* INSTRUCTIONS TO FOLLOW: Convert the material below into a Markdown table with the columns Row and Line, placing each line in its own numbered row. Omit blank lines and leave the pictures out.

[Portion of a data file]
────
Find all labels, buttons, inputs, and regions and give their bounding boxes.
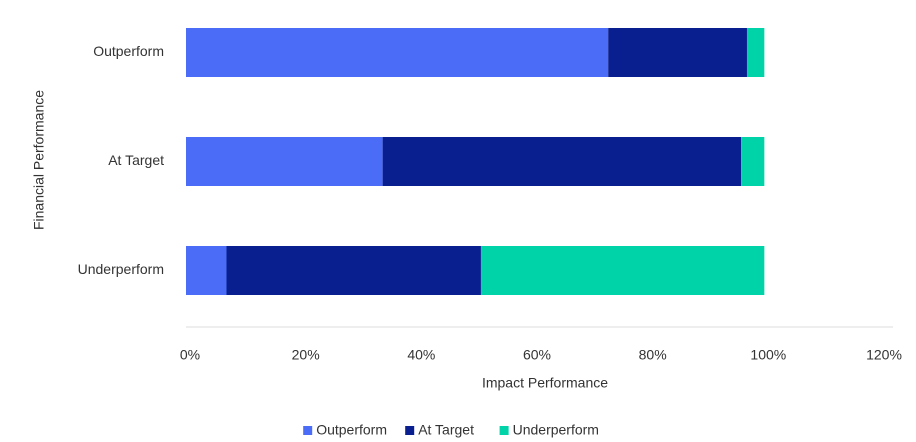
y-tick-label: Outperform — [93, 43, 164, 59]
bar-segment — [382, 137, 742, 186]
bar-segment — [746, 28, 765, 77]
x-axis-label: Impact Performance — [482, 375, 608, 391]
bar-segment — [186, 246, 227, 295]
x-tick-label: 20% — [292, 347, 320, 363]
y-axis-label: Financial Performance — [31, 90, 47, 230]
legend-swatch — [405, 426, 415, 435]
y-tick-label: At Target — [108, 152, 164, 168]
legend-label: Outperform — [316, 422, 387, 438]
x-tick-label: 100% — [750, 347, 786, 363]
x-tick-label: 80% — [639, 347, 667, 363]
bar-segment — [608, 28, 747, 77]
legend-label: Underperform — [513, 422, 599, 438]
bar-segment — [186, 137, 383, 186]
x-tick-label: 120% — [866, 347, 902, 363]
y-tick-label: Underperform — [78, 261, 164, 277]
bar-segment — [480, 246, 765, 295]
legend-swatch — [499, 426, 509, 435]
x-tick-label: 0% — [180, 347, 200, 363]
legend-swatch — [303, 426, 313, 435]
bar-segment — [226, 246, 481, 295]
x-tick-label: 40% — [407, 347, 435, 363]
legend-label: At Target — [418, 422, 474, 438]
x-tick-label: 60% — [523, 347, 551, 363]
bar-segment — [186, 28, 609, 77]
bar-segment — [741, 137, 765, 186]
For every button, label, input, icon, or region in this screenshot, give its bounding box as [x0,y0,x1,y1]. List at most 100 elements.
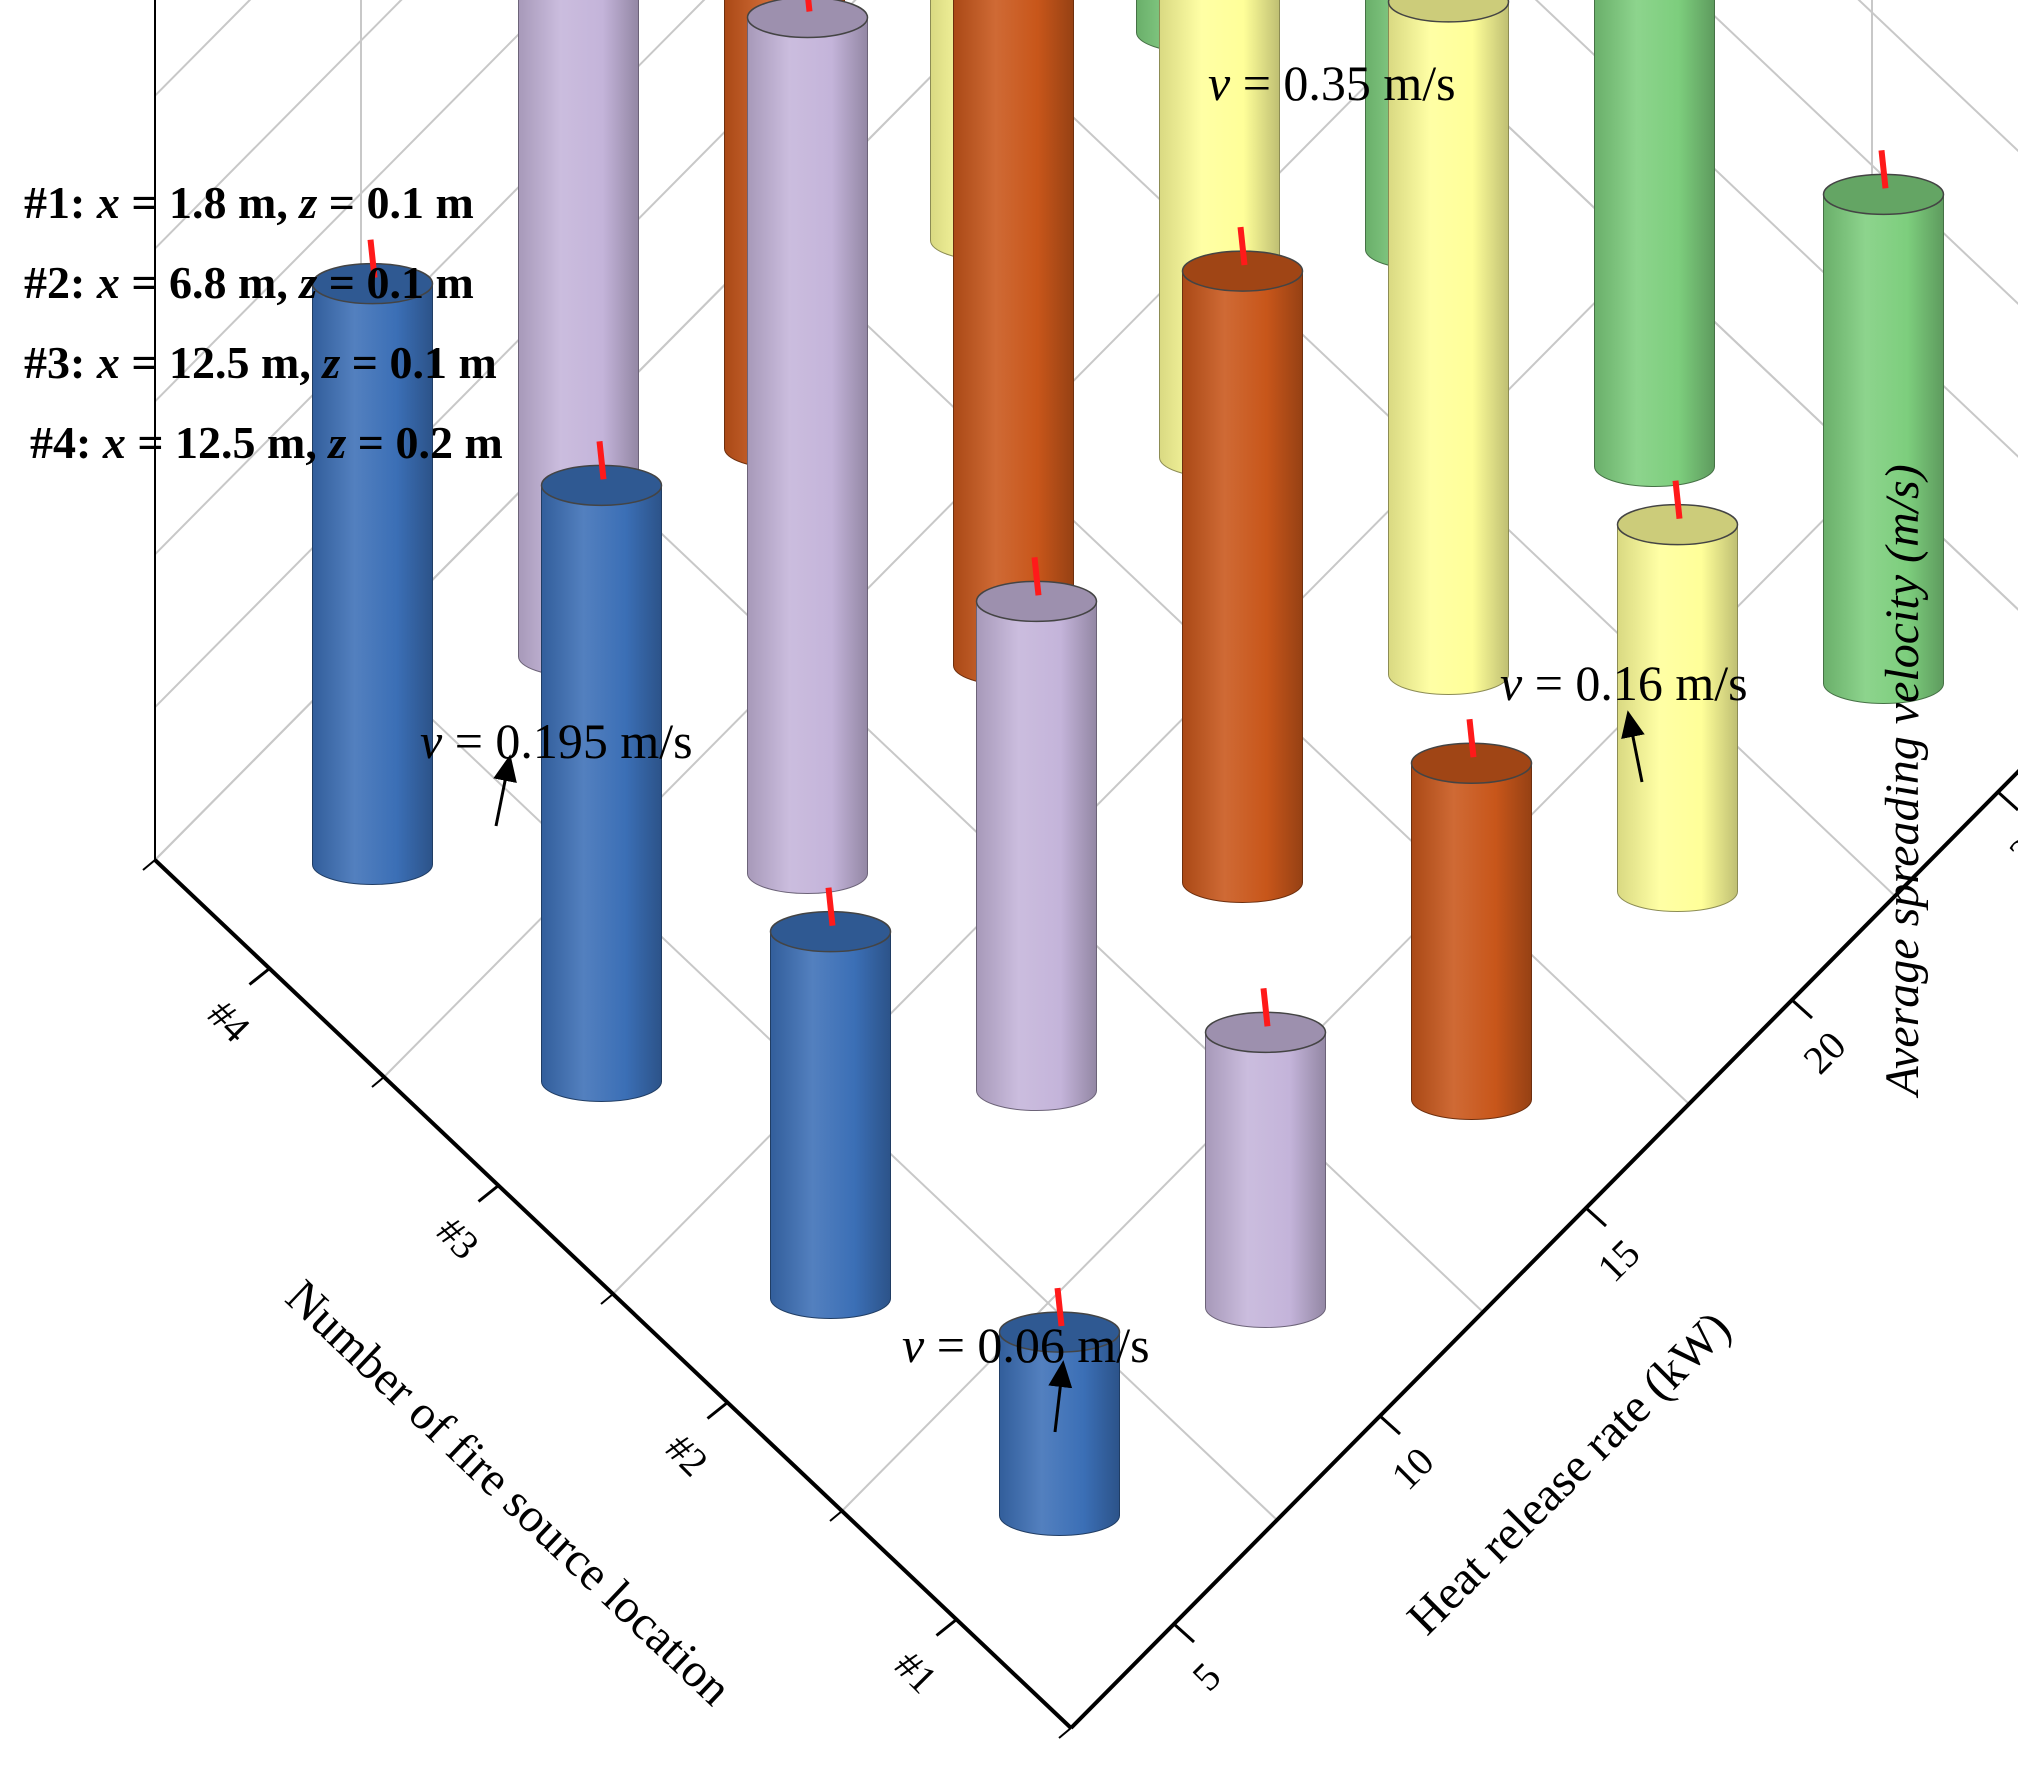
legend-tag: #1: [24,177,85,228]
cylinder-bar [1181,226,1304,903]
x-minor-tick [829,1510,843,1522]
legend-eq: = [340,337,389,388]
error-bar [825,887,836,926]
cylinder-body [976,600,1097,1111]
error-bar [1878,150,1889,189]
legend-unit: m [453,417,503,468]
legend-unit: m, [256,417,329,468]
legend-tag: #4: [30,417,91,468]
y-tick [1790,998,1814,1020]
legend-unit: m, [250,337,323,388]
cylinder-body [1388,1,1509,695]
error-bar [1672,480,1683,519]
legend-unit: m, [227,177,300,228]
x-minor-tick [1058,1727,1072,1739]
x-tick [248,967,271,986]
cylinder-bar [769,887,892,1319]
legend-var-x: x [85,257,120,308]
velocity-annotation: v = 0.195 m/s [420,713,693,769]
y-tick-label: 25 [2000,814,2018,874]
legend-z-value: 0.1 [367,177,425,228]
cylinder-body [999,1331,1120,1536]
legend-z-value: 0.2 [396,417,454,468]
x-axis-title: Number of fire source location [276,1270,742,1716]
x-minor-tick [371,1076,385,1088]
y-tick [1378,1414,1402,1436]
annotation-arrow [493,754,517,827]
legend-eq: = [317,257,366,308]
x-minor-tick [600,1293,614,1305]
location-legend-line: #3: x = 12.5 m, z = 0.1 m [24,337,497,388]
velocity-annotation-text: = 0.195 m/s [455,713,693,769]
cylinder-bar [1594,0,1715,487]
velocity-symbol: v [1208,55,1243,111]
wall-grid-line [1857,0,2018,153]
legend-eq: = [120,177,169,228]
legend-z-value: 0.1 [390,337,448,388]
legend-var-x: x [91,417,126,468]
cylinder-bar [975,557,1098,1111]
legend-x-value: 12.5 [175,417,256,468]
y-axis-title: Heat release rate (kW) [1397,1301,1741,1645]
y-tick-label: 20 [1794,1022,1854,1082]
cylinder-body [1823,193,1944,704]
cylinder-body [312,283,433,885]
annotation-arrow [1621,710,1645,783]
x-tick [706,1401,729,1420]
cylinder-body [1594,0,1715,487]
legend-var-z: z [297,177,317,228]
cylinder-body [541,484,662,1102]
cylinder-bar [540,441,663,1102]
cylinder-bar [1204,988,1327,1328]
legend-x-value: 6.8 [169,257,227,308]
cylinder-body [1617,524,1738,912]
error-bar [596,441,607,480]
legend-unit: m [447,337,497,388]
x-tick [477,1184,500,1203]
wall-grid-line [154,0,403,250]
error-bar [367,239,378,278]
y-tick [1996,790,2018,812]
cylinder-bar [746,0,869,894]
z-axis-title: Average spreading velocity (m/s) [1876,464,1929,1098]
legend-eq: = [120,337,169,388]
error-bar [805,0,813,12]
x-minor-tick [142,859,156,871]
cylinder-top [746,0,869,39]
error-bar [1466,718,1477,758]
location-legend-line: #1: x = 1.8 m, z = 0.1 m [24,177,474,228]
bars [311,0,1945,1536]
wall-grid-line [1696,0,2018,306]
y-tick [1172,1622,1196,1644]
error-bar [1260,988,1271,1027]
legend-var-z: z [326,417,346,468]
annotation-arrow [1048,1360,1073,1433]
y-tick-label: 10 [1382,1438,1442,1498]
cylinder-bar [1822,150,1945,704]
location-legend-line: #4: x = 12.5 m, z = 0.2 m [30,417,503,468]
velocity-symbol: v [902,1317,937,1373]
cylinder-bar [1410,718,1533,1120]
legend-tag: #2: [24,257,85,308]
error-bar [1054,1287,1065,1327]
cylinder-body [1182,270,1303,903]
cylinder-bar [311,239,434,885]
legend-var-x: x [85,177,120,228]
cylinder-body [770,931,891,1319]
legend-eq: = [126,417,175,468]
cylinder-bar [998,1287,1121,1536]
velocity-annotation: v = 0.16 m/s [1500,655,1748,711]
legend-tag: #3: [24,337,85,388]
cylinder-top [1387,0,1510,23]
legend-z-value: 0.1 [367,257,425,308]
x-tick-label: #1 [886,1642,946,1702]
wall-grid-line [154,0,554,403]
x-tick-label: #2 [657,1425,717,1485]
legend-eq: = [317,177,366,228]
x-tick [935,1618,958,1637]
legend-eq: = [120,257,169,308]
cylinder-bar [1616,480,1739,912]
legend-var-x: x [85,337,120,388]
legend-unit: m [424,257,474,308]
────
* REPLY:
| Row | Line |
|---|---|
| 1 | Find all labels, buttons, inputs, and regions and give their bounding boxes. |
| 2 | y-tick-label: Outperform — [93, 43, 164, 59] |
| 3 | bar-segment — [382, 137, 742, 186] |
| 4 | bar-segment — [746, 28, 765, 77] |
| 5 | x-axis-label: Impact Performance — [482, 375, 608, 391] |
| 6 | bar-segment — [186, 246, 227, 295] |
| 7 | x-tick-label: 20% — [292, 347, 320, 363] |
| 8 | y-axis-label: Financial Performance — [31, 90, 47, 230] |
| 9 | legend-swatch — [405, 426, 415, 435] |
| 10 | y-tick-label: At Target — [108, 152, 164, 168] |
| 11 | legend-label: Outperform — [316, 422, 387, 438] |
| 12 | x-tick-label: 100% — [750, 347, 786, 363] |
| 13 | x-tick-label: 80% — [639, 347, 667, 363] |
| 14 | bar-segment — [608, 28, 747, 77] |
| 15 | legend-label: Underperform — [513, 422, 599, 438] |
| 16 | bar-segment — [186, 137, 383, 186] |
| 17 | x-tick-label: 120% — [866, 347, 902, 363] |
| 18 | y-tick-label: Underperform — [78, 261, 164, 277] |
| 19 | bar-segment — [480, 246, 765, 295] |
| 20 | legend-swatch — [499, 426, 509, 435] |
| 21 | x-tick-label: 0% — [180, 347, 200, 363] |
| 22 | legend-swatch — [303, 426, 313, 435] |
| 23 | bar-segment — [226, 246, 481, 295] |
| 24 | x-tick-label: 40% — [407, 347, 435, 363] |
| 25 | legend-label: At Target — [418, 422, 474, 438] |
| 26 | x-tick-label: 60% — [523, 347, 551, 363] |
| 27 | bar-segment — [186, 28, 609, 77] |
| 28 | bar-segment — [741, 137, 765, 186] |
| 29 | For every button, label, input, icon, or region in this screenshot, give its bounding box as [x0,y0,x1,y1]. List at most 100 elements. |
| 30 | legend-tag: #1: [24,177,85,228] |
| 31 | cylinder-bar [1181,226,1304,903] |
| 32 | x-minor-tick [829,1510,843,1522] |
| 33 | legend-eq: = [340,337,389,388] |
| 34 | error-bar [825,887,836,926] |
| 35 | cylinder-body [976,600,1097,1111] |
| 36 | error-bar [1878,150,1889,189] |
| 37 | legend-unit: m [453,417,503,468] |
| 38 | legend-unit: m, [256,417,329,468] |
| 39 | legend-tag: #4: [30,417,91,468] |
| 40 | y-tick [1790,998,1814,1020] |
| 41 | legend-unit: m, [250,337,323,388] |
| 42 | cylinder-body [1388,1,1509,695] |
| 43 | error-bar [1672,480,1683,519] |
| 44 | legend-unit: m, [227,177,300,228] |
| 45 | x-minor-tick [1058,1727,1072,1739] |
| 46 | x-tick [248,967,271,986] |
| 47 | cylinder-bar [769,887,892,1319] |
| 48 | legend-var-x: x [85,257,120,308] |
| 49 | velocity-annotation: v = 0.195 m/s [420,713,693,769] |
| 50 | y-tick-label: 25 [2000,814,2018,874] |
| 51 | legend-z-value: 0.1 [367,177,425,228] |
| 52 | cylinder-body [999,1331,1120,1536] |
| 53 | legend-z-value: 0.2 [396,417,454,468] |
| 54 | x-axis-title: Number of fire source location [276,1270,742,1716] |
| 55 | x-minor-tick [371,1076,385,1088] |
| 56 | y-tick [1378,1414,1402,1436] |
| 57 | annotation-arrow [493,754,517,827] |
| 58 | legend-eq: = [317,257,366,308] |
| 59 | x-minor-tick [600,1293,614,1305] |
| 60 | location-legend-line: #3: x = 12.5 m, z = 0.1 m [24,337,497,388] |
| 61 | velocity-annotation-text: = 0.195 m/s [455,713,693,769] |
| 62 | cylinder-bar [1594,0,1715,487] |
| 63 | velocity-symbol: v [1208,55,1243,111] |
| 64 | wall-grid-line [1857,0,2018,153] |
| 65 | legend-eq: = [120,177,169,228] |
| 66 | legend-z-value: 0.1 [390,337,448,388] |
| 67 | legend-var-x: x [91,417,126,468] |
| 68 | cylinder-bar [975,557,1098,1111] |
| 69 | legend-x-value: 12.5 [175,417,256,468] |
| 70 | y-axis-title: Heat release rate (kW) [1397,1301,1741,1645] |
| 71 | y-tick-label: 20 [1794,1022,1854,1082] |
| 72 | cylinder-body [1823,193,1944,704] |
| 73 | cylinder-body [312,283,433,885] |
| 74 | annotation-arrow [1621,710,1645,783] |
| 75 | x-tick [706,1401,729,1420] |
| 76 | cylinder-body [1594,0,1715,487] |
| 77 | legend-var-z: z [297,177,317,228] |
| 78 | cylinder-body [541,484,662,1102] |
| 79 | cylinder-bar [540,441,663,1102] |
| 80 | cylinder-bar [1204,988,1327,1328] |
| 81 | legend-x-value: 6.8 [169,257,227,308] |
| 82 | cylinder-body [1617,524,1738,912] |
| 83 | error-bar [596,441,607,480] |
| 84 | legend-unit: m [447,337,497,388] |
| 85 | x-tick [477,1184,500,1203] |
| 86 | wall-grid-line [154,0,403,250] |
| 87 | error-bar [367,239,378,278] |
| 88 | y-tick [1996,790,2018,812] |
| 89 | cylinder-bar [746,0,869,894] |
| 90 | z-axis-title: Average spreading velocity (m/s) [1876,464,1929,1098] |
| 91 | legend-eq: = [120,337,169,388] |
| 92 | error-bar [805,0,813,12] |
| 93 | x-minor-tick [142,859,156,871] |
| 94 | cylinder-top [746,0,869,39] |
| 95 | error-bar [1466,718,1477,758] |
| 96 | location-legend-line: #1: x = 1.8 m, z = 0.1 m [24,177,474,228] |
| 97 | bars [311,0,1945,1536] |
| 98 | wall-grid-line [1696,0,2018,306] |
| 99 | y-tick [1172,1622,1196,1644] |
| 100 | error-bar [1260,988,1271,1027] |
| 101 | legend-var-z: z [326,417,346,468] |
| 102 | annotation-arrow [1048,1360,1073,1433] |
| 103 | y-tick-label: 10 [1382,1438,1442,1498] |
| 104 | cylinder-bar [1822,150,1945,704] |
| 105 | location-legend-line: #4: x = 12.5 m, z = 0.2 m [30,417,503,468] |
| 106 | velocity-symbol: v [902,1317,937,1373] |
| 107 | cylinder-bar [1410,718,1533,1120] |
| 108 | legend-tag: #2: [24,257,85,308] |
| 109 | error-bar [1054,1287,1065,1327] |
| 110 | cylinder-body [1182,270,1303,903] |
| 111 | cylinder-bar [311,239,434,885] |
| 112 | legend-var-x: x [85,177,120,228] |
| 113 | cylinder-body [770,931,891,1319] |
| 114 | legend-eq: = [126,417,175,468] |
| 115 | cylinder-bar [998,1287,1121,1536] |
| 116 | velocity-annotation: v = 0.16 m/s [1500,655,1748,711] |
| 117 | legend-tag: #3: [24,337,85,388] |
| 118 | cylinder-top [1387,0,1510,23] |
| 119 | legend-z-value: 0.1 [367,257,425,308] |
| 120 | x-tick-label: #1 [886,1642,946,1702] |
| 121 | wall-grid-line [154,0,554,403] |
| 122 | x-tick-label: #2 [657,1425,717,1485] |
| 123 | legend-eq: = [317,177,366,228] |
| 124 | x-tick [935,1618,958,1637] |
| 125 | legend-eq: = [120,257,169,308] |
| 126 | cylinder-bar [1616,480,1739,912] |
| 127 | legend-var-x: x [85,337,120,388] |
| 128 | legend-unit: m [424,257,474,308] |